→ Direction:
Copy every line of the data that includes the string "TUBE".

* begin Information provided *

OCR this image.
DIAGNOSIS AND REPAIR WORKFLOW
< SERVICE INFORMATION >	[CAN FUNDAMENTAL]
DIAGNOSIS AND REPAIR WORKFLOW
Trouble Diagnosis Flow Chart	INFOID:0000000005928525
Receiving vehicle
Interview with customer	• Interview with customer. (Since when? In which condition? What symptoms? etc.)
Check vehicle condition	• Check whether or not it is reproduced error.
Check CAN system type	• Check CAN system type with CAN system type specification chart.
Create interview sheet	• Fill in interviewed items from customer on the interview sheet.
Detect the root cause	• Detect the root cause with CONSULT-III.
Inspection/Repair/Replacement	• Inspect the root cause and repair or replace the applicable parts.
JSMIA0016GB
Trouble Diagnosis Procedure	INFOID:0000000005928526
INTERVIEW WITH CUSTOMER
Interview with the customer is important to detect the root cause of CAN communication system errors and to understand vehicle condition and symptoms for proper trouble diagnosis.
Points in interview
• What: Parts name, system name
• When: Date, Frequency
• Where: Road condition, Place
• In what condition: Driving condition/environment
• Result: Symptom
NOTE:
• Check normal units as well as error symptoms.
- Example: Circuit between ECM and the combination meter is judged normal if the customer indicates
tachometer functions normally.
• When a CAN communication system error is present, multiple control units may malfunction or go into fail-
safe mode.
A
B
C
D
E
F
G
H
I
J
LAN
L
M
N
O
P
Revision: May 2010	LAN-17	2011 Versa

* end Information provided *
* begin Information provided *

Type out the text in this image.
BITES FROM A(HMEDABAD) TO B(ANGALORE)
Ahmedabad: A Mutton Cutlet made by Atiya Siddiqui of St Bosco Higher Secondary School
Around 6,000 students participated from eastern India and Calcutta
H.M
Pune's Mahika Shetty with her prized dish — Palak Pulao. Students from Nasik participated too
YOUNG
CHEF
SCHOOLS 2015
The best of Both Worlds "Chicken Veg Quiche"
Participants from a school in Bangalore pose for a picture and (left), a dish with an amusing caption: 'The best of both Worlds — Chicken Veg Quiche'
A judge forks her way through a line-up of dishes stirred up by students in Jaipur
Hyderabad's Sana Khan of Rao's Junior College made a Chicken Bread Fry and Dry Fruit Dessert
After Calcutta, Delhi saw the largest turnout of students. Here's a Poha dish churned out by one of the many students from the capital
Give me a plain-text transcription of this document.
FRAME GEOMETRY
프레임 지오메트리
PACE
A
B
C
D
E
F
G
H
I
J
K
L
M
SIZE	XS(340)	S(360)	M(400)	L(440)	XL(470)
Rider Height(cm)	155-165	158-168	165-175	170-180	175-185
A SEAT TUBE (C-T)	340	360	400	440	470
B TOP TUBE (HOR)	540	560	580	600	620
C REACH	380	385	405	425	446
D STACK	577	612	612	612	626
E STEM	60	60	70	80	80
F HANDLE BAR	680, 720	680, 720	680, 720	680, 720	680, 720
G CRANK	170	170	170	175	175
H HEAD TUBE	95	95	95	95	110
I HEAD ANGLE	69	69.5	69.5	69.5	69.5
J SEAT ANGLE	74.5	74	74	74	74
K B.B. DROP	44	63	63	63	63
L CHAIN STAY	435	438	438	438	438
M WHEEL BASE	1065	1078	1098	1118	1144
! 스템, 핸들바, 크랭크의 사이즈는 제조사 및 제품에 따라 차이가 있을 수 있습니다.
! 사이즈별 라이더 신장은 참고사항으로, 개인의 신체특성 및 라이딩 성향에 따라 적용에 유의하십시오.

* end Information provided *

→ Task result:
A SEAT TUBE (C-T)	340	360	400	440	470
B TOP TUBE (HOR)	540	560	580	600	620
H HEAD TUBE	95	95	95	95	110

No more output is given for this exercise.